WHAT THIS TASK INVOLVES: What is the number of lines in the data that hold the string "name"? Reply with that number only.

DATA PROVIDED:
--------------------------------------------------

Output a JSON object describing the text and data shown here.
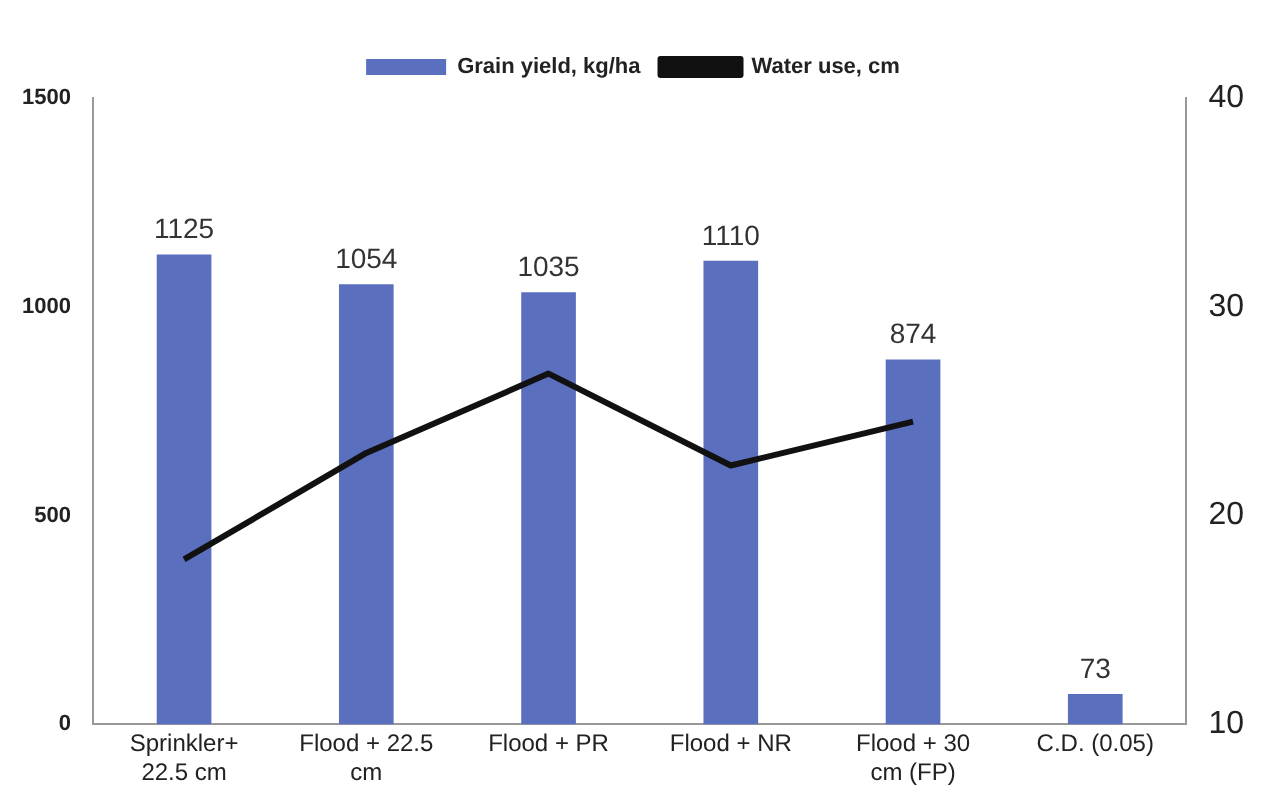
{
  "chart_data": {
    "type": "bar",
    "categories": [
      "Sprinkler+ 22.5 cm",
      "Flood + 22.5 cm",
      "Flood + PR",
      "Flood + NR",
      "Flood + 30 cm (FP)",
      "C.D. (0.05)"
    ],
    "series": [
      {
        "name": "Grain yield, kg/ha",
        "color": "#5b6fbf",
        "values": [
          1125,
          1054,
          1035,
          1110,
          874,
          73
        ],
        "value_labels": [
          "1125",
          "1054",
          "1035",
          "1110",
          "874",
          "73"
        ]
      },
      {
        "name": "Water use, cm",
        "type": "line",
        "axis": "y2",
        "color": "#111111",
        "values": [
          17.9,
          23.0,
          26.8,
          22.4,
          24.5,
          null
        ]
      }
    ],
    "ylim": [
      0,
      1500
    ],
    "yticks": [
      0,
      500,
      1000,
      1500
    ],
    "y2lim": [
      10,
      40
    ],
    "y2ticks": [
      10,
      20,
      30,
      40
    ],
    "legend": "top",
    "grid": false,
    "marker": "none"
  }
}
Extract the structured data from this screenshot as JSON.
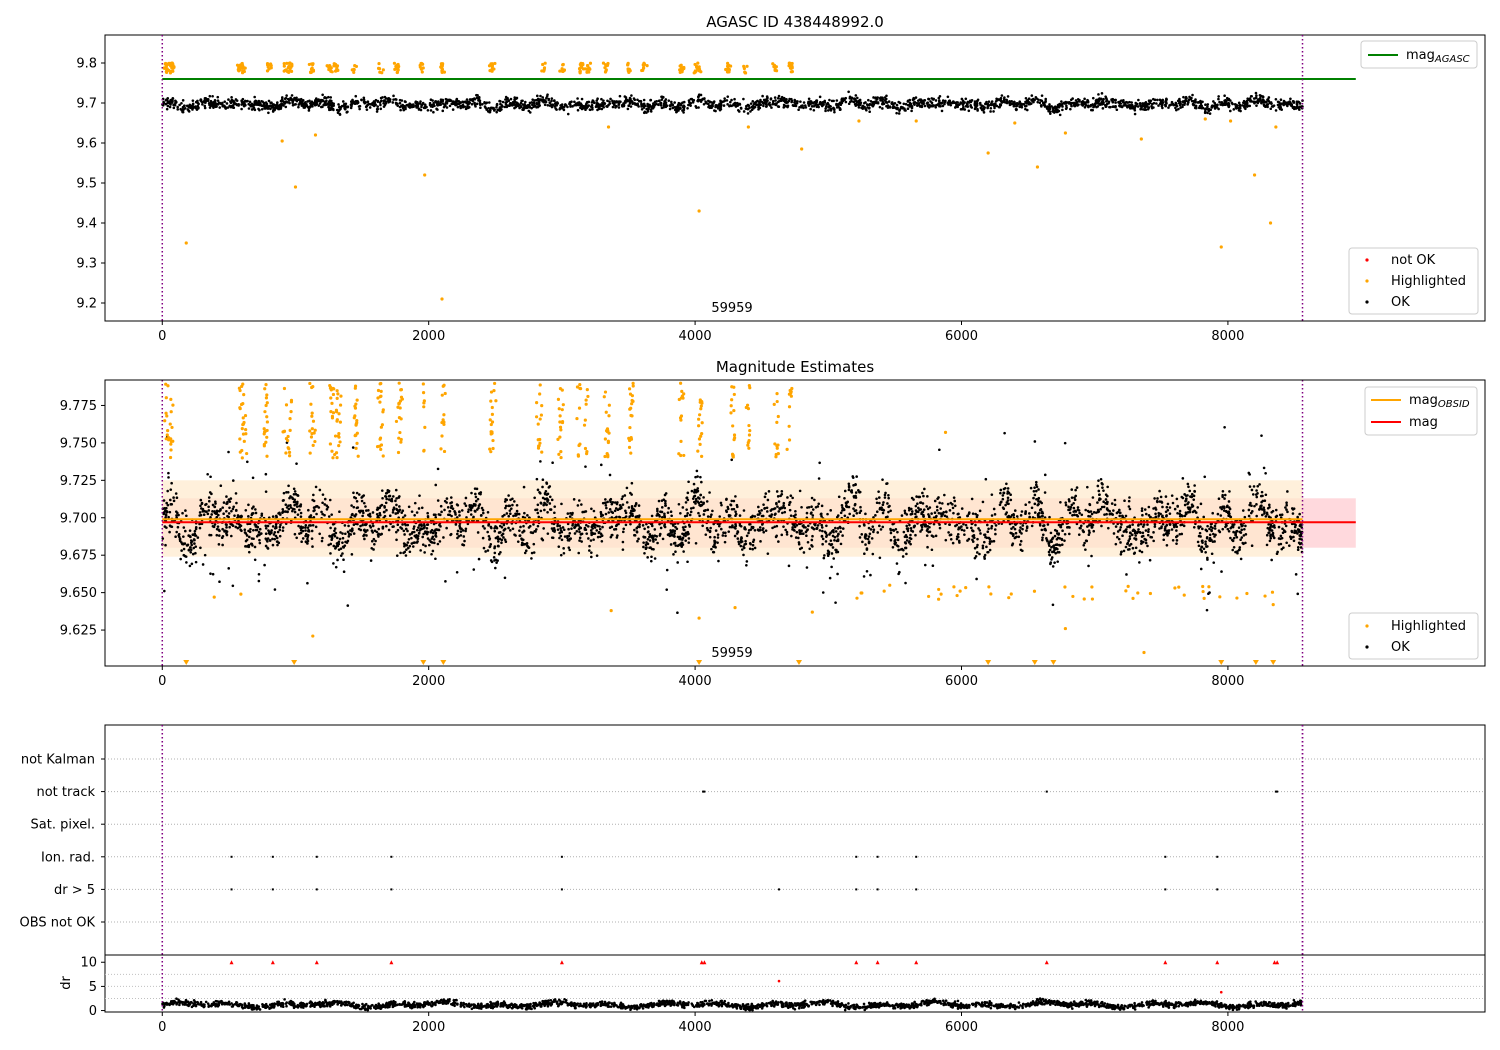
{
  "chart_data": [
    {
      "type": "scatter",
      "title": "AGASC ID 438448992.0",
      "annotation": "59959",
      "xlim": [
        -430,
        9930
      ],
      "ylim": [
        9.155,
        9.87
      ],
      "xticks": [
        0,
        2000,
        4000,
        6000,
        8000
      ],
      "yticks": [
        9.2,
        9.3,
        9.4,
        9.5,
        9.6,
        9.7,
        9.8
      ],
      "vlines": [
        0,
        8560
      ],
      "hline": {
        "y": 9.76,
        "x": [
          0,
          8960
        ],
        "color": "#008000"
      },
      "legend_lines": [
        {
          "label": "mag",
          "sub": "AGASC",
          "color": "#008000"
        }
      ],
      "legend_points": [
        {
          "label": "not OK",
          "color": "#ff0000"
        },
        {
          "label": "Highlighted",
          "color": "#ffa500"
        },
        {
          "label": "OK",
          "color": "#000000"
        }
      ],
      "ok_series": {
        "color": "#000000",
        "x_range": [
          0,
          8560
        ],
        "center": 9.697,
        "spread": 0.014
      },
      "highlighted": {
        "color": "#ffa500",
        "x": [
          180,
          1000,
          1970,
          2100,
          4030,
          6200,
          6570,
          7950,
          8200,
          8320,
          3350,
          4800,
          7350,
          6780,
          5230,
          5660,
          6400,
          7830,
          8020,
          8360,
          1150,
          900,
          4400
        ],
        "y": [
          9.35,
          9.49,
          9.52,
          9.21,
          9.43,
          9.575,
          9.54,
          9.34,
          9.52,
          9.4,
          9.64,
          9.585,
          9.61,
          9.625,
          9.655,
          9.655,
          9.65,
          9.66,
          9.655,
          9.64,
          9.62,
          9.605,
          9.64
        ]
      }
    },
    {
      "type": "scatter",
      "title": "Magnitude Estimates",
      "annotation": "59959",
      "xlim": [
        -430,
        9930
      ],
      "ylim": [
        9.601,
        9.792
      ],
      "xticks": [
        0,
        2000,
        4000,
        6000,
        8000
      ],
      "yticks": [
        9.625,
        9.65,
        9.675,
        9.7,
        9.725,
        9.75,
        9.775
      ],
      "vlines": [
        0,
        8560
      ],
      "mag_line": {
        "y": 9.697,
        "x": [
          0,
          8960
        ],
        "color": "#ff0000"
      },
      "mag_band": {
        "y": [
          9.68,
          9.713
        ],
        "color": "#ffd9dd"
      },
      "obsid_line": {
        "y": 9.699,
        "x": [
          0,
          8560
        ],
        "color": "#ffa500"
      },
      "obsid_band": {
        "y": [
          9.674,
          9.725
        ],
        "color": "#ffe9cc"
      },
      "legend_lines": [
        {
          "label": "mag",
          "sub": "OBSID",
          "color": "#ffa500"
        },
        {
          "label": "mag",
          "sub": "",
          "color": "#ff0000"
        }
      ],
      "legend_points": [
        {
          "label": "Highlighted",
          "color": "#ffa500"
        },
        {
          "label": "OK",
          "color": "#000000"
        }
      ],
      "ok_series": {
        "color": "#000000",
        "x_range": [
          0,
          8560
        ],
        "center": 9.697,
        "spread": 0.014
      },
      "down_markers": {
        "color": "#ffa500",
        "x": [
          180,
          990,
          1960,
          2110,
          4030,
          4780,
          6200,
          6550,
          6690,
          7950,
          8210,
          8340
        ]
      },
      "highlighted": {
        "color": "#ffa500",
        "x": [
          1130,
          3370,
          4030,
          4300,
          4880,
          7370,
          6780,
          590,
          390,
          8340,
          5880
        ],
        "y": [
          9.621,
          9.638,
          9.633,
          9.64,
          9.637,
          9.61,
          9.626,
          9.649,
          9.647,
          9.642,
          9.757
        ]
      }
    },
    {
      "type": "scatter",
      "title": "",
      "xlim": [
        -430,
        9930
      ],
      "xticks": [
        0,
        2000,
        4000,
        6000,
        8000
      ],
      "vlines": [
        0,
        8560
      ],
      "flag_rows": [
        "not Kalman",
        "not track",
        "Sat. pixel.",
        "Ion. rad.",
        "dr > 5",
        "OBS not OK"
      ],
      "flags": {
        "not track": [
          4060,
          4070,
          6640,
          8360,
          8370
        ],
        "Ion. rad.": [
          520,
          830,
          1160,
          1720,
          3000,
          5210,
          5370,
          5660,
          7530,
          7920
        ],
        "dr > 5": [
          520,
          830,
          1160,
          1720,
          3000,
          4630,
          5210,
          5370,
          5660,
          7530,
          7920
        ]
      }
    },
    {
      "type": "scatter",
      "title": "",
      "ylabel": "dr",
      "xlim": [
        -430,
        9930
      ],
      "ylim": [
        -0.3,
        11.5
      ],
      "xticks": [
        0,
        2000,
        4000,
        6000,
        8000
      ],
      "yticks": [
        0,
        5,
        10
      ],
      "vlines": [
        0,
        8560
      ],
      "dr_series": {
        "color": "#000000",
        "x_range": [
          0,
          8560
        ],
        "center": 1.2,
        "spread": 0.6
      },
      "capped": {
        "color": "#ff0000",
        "x": [
          520,
          830,
          1160,
          1720,
          3000,
          4050,
          4070,
          5210,
          5370,
          5660,
          6640,
          7530,
          7920,
          8350,
          8370
        ],
        "y": 10
      },
      "outliers": {
        "color": "#ff0000",
        "x": [
          4630,
          7950
        ],
        "y": [
          6.1,
          3.8
        ]
      }
    }
  ]
}
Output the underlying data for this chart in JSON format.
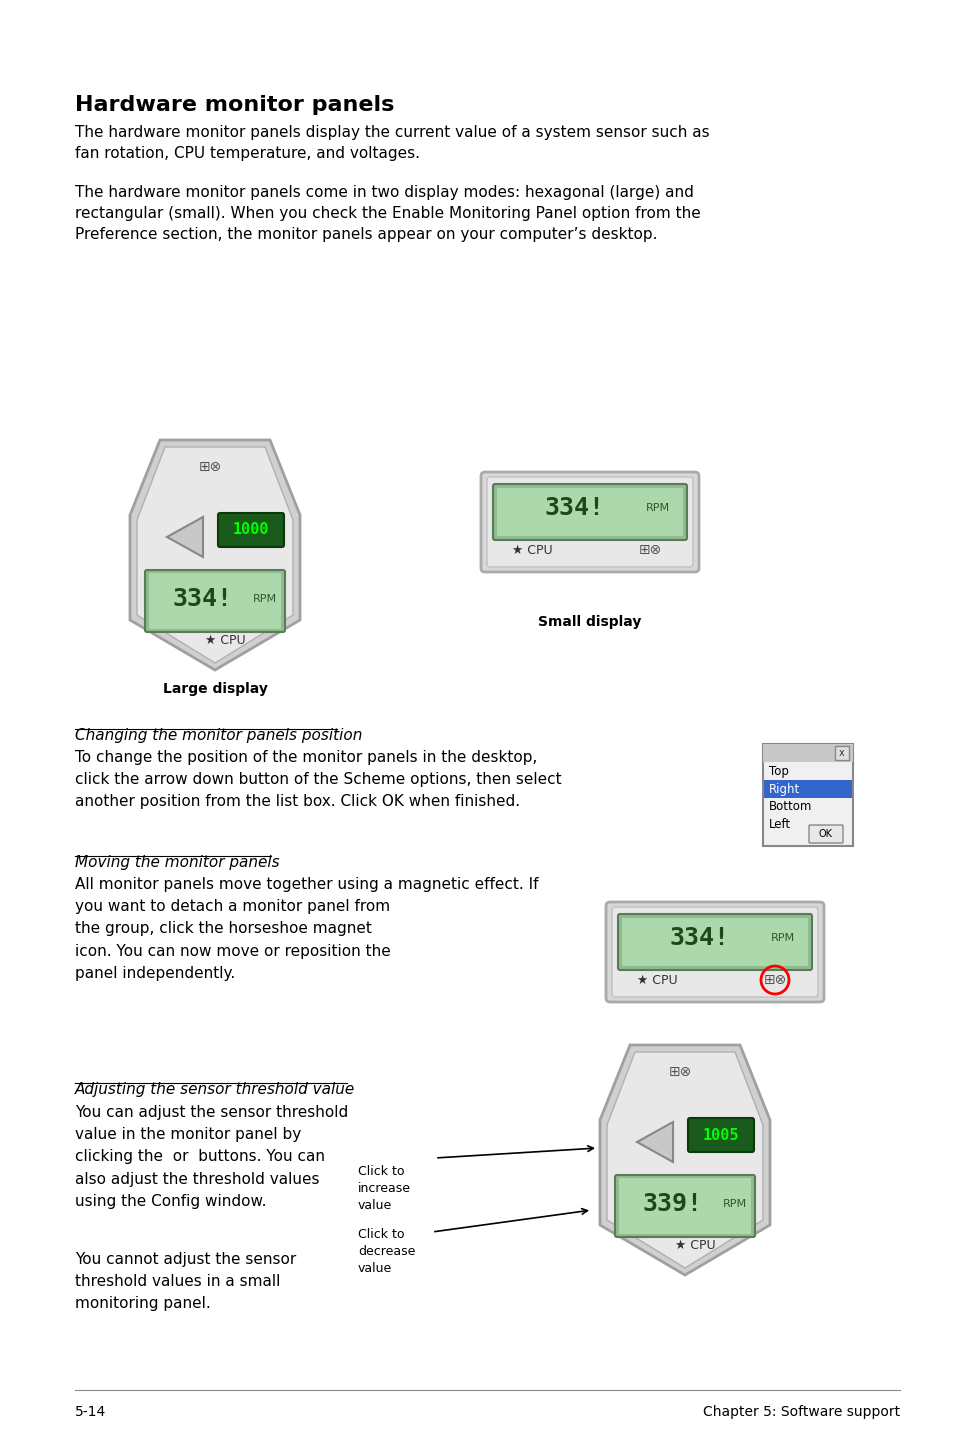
{
  "bg_color": "#ffffff",
  "title": "Hardware monitor panels",
  "para1": "The hardware monitor panels display the current value of a system sensor such as\nfan rotation, CPU temperature, and voltages.",
  "para2": "The hardware monitor panels come in two display modes: hexagonal (large) and\nrectangular (small). When you check the Enable Monitoring Panel option from the\nPreference section, the monitor panels appear on your computer’s desktop.",
  "large_display_label": "Large display",
  "small_display_label": "Small display",
  "section1_title": "Changing the monitor panels position",
  "section1_text": "To change the position of the monitor panels in the desktop,\nclick the arrow down button of the Scheme options, then select\nanother position from the list box. Click OK when finished.",
  "section2_title": "Moving the monitor panels",
  "section2_text": "All monitor panels move together using a magnetic effect. If\nyou want to detach a monitor panel from\nthe group, click the horseshoe magnet\nicon. You can now move or reposition the\npanel independently.",
  "section3_title": "Adjusting the sensor threshold value",
  "section3_text1": "You can adjust the sensor threshold\nvalue in the monitor panel by\nclicking the  or  buttons. You can\nalso adjust the threshold values\nusing the Config window.",
  "section3_text2": "You cannot adjust the sensor\nthreshold values in a small\nmonitoring panel.",
  "click_increase": "Click to\nincrease\nvalue",
  "click_decrease": "Click to\ndecrease\nvalue",
  "footer_left": "5-14",
  "footer_right": "Chapter 5: Software support",
  "list_items": [
    "Top",
    "Right",
    "Bottom",
    "Left"
  ],
  "list_selected": "Right"
}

--------------------------------------------------

OUTPUT: 2